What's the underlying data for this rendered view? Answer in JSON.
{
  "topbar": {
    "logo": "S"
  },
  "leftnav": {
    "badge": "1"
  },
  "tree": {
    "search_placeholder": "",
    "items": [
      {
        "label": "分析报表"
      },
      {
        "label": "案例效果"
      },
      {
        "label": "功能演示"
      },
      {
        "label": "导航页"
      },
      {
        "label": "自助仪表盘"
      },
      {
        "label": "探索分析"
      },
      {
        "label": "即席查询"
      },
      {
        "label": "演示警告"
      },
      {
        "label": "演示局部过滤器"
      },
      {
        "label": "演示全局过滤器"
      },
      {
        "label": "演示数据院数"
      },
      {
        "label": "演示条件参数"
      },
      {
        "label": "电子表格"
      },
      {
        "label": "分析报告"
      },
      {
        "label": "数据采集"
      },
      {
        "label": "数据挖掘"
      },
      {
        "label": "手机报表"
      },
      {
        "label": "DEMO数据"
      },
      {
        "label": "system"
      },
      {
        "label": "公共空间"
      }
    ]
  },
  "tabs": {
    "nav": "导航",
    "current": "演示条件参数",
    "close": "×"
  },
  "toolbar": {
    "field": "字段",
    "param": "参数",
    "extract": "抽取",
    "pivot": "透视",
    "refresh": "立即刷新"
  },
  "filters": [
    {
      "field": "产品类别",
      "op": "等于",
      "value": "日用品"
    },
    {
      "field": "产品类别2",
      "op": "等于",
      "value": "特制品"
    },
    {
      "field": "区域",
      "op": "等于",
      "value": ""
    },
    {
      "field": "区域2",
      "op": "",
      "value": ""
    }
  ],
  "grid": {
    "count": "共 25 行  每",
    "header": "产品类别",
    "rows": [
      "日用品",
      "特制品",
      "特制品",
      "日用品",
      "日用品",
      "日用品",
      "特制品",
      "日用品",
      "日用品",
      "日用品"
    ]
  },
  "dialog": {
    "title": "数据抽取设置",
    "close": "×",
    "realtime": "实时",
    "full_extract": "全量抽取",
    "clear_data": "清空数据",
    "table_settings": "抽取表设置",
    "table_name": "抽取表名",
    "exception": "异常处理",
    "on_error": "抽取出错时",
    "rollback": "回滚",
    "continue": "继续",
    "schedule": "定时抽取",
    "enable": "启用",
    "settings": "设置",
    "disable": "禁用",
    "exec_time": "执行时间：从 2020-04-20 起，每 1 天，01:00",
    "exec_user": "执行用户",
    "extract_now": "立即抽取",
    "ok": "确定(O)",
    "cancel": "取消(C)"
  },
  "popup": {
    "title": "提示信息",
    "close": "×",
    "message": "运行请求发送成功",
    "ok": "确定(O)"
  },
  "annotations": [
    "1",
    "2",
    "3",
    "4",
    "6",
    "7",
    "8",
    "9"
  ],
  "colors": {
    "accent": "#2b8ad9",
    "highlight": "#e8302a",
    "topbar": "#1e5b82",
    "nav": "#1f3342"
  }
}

GIVEN INSTRUCTION ▸
Repeat all entries. Match them exactly.

ANSWER TO THIS EXERCISE ▸
What's the underlying data for this rendered view? Answer in JSON.
{
  "topbar": {
    "logo": "S"
  },
  "leftnav": {
    "badge": "1"
  },
  "tree": {
    "search_placeholder": "",
    "items": [
      {
        "label": "分析报表"
      },
      {
        "label": "案例效果"
      },
      {
        "label": "功能演示"
      },
      {
        "label": "导航页"
      },
      {
        "label": "自助仪表盘"
      },
      {
        "label": "探索分析"
      },
      {
        "label": "即席查询"
      },
      {
        "label": "演示警告"
      },
      {
        "label": "演示局部过滤器"
      },
      {
        "label": "演示全局过滤器"
      },
      {
        "label": "演示数据院数"
      },
      {
        "label": "演示条件参数"
      },
      {
        "label": "电子表格"
      },
      {
        "label": "分析报告"
      },
      {
        "label": "数据采集"
      },
      {
        "label": "数据挖掘"
      },
      {
        "label": "手机报表"
      },
      {
        "label": "DEMO数据"
      },
      {
        "label": "system"
      },
      {
        "label": "公共空间"
      }
    ]
  },
  "tabs": {
    "nav": "导航",
    "current": "演示条件参数",
    "close": "×"
  },
  "toolbar": {
    "field": "字段",
    "param": "参数",
    "extract": "抽取",
    "pivot": "透视",
    "refresh": "立即刷新"
  },
  "filters": [
    {
      "field": "产品类别",
      "op": "等于",
      "value": "日用品"
    },
    {
      "field": "产品类别2",
      "op": "等于",
      "value": "特制品"
    },
    {
      "field": "区域",
      "op": "等于",
      "value": ""
    },
    {
      "field": "区域2",
      "op": "",
      "value": ""
    }
  ],
  "grid": {
    "count": "共 25 行  每",
    "header": "产品类别",
    "rows": [
      "日用品",
      "特制品",
      "特制品",
      "日用品",
      "日用品",
      "日用品",
      "特制品",
      "日用品",
      "日用品",
      "日用品"
    ]
  },
  "dialog": {
    "title": "数据抽取设置",
    "close": "×",
    "realtime": "实时",
    "full_extract": "全量抽取",
    "clear_data": "清空数据",
    "table_settings": "抽取表设置",
    "table_name": "抽取表名",
    "exception": "异常处理",
    "on_error": "抽取出错时",
    "rollback": "回滚",
    "continue": "继续",
    "schedule": "定时抽取",
    "enable": "启用",
    "settings": "设置",
    "disable": "禁用",
    "exec_time": "执行时间：从 2020-04-20 起，每 1 天，01:00",
    "exec_user": "执行用户",
    "extract_now": "立即抽取",
    "ok": "确定(O)",
    "cancel": "取消(C)"
  },
  "popup": {
    "title": "提示信息",
    "close": "×",
    "message": "运行请求发送成功",
    "ok": "确定(O)"
  },
  "annotations": [
    "1",
    "2",
    "3",
    "4",
    "6",
    "7",
    "8",
    "9"
  ],
  "colors": {
    "accent": "#2b8ad9",
    "highlight": "#e8302a",
    "topbar": "#1e5b82",
    "nav": "#1f3342"
  }
}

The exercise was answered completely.